(Dataset excerpt)
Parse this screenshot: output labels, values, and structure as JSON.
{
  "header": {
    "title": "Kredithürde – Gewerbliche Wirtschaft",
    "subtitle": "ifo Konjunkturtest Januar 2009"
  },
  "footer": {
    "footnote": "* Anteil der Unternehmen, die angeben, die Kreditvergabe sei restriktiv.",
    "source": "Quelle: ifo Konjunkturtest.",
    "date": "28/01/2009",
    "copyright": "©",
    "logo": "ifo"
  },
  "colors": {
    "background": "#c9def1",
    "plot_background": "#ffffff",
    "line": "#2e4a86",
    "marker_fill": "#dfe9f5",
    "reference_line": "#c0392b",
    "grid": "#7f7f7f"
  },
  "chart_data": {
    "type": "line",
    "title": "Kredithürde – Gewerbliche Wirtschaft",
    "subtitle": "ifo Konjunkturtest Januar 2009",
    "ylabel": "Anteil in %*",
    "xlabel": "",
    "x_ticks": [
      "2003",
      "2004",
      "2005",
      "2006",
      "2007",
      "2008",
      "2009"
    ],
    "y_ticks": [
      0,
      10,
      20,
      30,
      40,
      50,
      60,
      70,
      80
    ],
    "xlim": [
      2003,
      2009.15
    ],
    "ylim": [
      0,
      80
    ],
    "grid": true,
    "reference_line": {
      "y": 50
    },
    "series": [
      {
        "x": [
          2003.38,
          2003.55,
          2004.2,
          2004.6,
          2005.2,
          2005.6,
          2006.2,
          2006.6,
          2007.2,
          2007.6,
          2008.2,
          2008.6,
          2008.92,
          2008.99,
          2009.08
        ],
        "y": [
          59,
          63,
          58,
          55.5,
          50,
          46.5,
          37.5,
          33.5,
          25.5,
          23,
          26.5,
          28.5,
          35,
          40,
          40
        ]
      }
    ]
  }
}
...
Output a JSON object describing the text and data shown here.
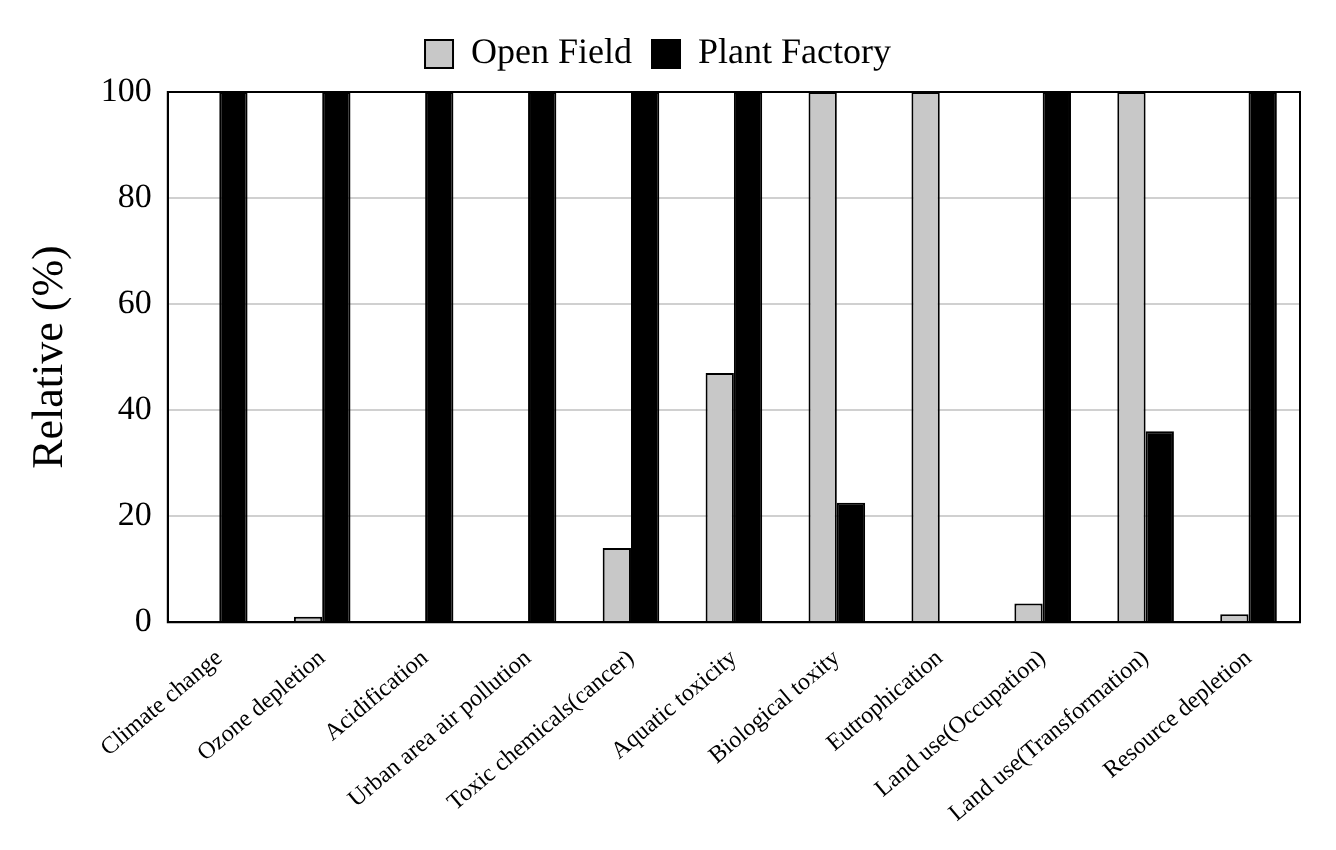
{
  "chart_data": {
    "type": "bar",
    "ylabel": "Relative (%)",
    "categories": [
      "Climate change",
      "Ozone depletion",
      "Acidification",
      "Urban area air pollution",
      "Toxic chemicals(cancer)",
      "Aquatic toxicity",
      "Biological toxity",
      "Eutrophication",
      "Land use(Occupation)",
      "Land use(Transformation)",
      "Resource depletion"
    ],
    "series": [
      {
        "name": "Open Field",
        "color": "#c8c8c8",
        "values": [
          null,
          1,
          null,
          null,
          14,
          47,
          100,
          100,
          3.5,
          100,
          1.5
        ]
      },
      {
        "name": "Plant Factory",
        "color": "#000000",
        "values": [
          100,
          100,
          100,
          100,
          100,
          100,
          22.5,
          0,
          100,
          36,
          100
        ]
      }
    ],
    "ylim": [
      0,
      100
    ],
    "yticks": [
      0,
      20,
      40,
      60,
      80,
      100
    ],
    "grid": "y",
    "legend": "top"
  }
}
---
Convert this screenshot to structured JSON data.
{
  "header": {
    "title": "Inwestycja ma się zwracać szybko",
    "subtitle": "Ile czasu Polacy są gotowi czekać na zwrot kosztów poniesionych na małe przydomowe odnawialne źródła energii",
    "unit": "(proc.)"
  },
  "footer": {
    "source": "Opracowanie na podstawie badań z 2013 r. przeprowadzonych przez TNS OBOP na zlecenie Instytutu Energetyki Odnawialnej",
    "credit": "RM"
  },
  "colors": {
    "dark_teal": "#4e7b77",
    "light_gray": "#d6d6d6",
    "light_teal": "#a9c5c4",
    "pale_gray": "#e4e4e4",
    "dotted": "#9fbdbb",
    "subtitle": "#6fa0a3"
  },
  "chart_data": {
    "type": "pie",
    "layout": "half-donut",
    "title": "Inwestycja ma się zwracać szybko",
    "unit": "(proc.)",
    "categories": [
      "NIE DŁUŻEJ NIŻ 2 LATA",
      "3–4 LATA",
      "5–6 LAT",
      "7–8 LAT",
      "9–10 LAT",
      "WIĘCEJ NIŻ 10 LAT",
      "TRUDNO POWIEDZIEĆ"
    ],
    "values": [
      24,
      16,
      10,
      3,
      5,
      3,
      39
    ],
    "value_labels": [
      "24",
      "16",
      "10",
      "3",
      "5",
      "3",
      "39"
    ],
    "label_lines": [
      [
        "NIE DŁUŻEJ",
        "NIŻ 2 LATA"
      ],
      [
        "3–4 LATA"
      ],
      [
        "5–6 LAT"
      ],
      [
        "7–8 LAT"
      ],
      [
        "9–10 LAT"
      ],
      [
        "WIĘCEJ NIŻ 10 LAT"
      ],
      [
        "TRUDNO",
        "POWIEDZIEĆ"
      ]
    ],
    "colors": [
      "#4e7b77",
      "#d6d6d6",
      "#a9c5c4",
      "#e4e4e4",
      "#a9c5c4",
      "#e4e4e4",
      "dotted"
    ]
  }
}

◆ What the exercise asks: Extract every line containing the string "Land" from the material.

◆ Full output:
      "Land use(Occupation)",
      "Land use(Transformation)",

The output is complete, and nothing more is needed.